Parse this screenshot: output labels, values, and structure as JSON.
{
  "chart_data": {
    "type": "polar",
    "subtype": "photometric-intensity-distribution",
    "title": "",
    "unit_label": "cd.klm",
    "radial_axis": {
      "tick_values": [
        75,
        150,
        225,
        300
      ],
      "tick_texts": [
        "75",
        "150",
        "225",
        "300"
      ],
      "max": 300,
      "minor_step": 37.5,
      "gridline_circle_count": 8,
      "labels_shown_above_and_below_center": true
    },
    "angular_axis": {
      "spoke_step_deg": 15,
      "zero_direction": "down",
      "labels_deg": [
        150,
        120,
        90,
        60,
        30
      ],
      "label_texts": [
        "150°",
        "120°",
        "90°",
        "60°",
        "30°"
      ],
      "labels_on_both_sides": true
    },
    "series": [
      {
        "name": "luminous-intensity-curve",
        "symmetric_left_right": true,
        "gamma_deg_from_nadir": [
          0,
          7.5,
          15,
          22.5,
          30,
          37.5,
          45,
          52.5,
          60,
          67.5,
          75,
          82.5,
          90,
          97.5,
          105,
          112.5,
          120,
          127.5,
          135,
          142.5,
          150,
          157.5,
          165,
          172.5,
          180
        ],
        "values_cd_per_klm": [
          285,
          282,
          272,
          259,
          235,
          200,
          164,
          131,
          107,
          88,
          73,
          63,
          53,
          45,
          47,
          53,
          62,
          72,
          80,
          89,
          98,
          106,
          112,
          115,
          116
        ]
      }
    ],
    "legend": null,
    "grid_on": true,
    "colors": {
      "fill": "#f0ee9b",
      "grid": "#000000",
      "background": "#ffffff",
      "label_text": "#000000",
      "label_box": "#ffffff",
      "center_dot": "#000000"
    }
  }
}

» Do this: List all lines holding the string "ffffff".

» Exercise output:
      "background": "#ffffff",
      "label_box": "#ffffff",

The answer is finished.